[Stored data]
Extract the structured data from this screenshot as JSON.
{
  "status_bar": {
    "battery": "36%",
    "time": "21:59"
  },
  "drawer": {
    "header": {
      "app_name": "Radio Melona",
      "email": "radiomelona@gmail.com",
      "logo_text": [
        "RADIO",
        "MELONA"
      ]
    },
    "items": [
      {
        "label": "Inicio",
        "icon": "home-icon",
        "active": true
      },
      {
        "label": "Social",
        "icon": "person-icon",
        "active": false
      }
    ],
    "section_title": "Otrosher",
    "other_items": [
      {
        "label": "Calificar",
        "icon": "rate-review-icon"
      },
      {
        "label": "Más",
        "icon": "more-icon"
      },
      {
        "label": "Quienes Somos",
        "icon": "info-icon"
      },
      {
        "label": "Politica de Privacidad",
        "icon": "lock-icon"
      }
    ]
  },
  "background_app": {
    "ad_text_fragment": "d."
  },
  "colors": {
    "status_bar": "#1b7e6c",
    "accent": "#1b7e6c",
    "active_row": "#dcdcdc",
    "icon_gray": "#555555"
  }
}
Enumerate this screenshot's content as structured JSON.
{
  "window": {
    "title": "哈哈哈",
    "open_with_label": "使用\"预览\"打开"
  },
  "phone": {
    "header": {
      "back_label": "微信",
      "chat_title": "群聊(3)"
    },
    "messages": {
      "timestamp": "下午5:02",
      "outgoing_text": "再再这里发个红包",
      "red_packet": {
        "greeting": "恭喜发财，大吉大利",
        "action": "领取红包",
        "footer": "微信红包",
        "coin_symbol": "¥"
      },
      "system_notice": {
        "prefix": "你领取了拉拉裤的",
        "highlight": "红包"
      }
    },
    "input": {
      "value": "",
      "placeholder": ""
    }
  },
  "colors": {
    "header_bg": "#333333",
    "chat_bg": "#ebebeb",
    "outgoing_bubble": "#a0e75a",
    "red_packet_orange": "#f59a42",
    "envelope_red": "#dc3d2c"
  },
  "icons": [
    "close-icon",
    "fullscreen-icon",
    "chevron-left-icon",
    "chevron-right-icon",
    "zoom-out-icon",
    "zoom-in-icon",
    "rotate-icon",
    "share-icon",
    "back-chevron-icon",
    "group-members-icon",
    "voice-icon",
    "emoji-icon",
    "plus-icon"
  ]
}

» **THE PROBLEM**
Pull out each line containing the word "chevron" and copy it.

» **REPLY TO THE EXERCISE**
    "chevron-left-icon",
    "chevron-right-icon",
    "back-chevron-icon",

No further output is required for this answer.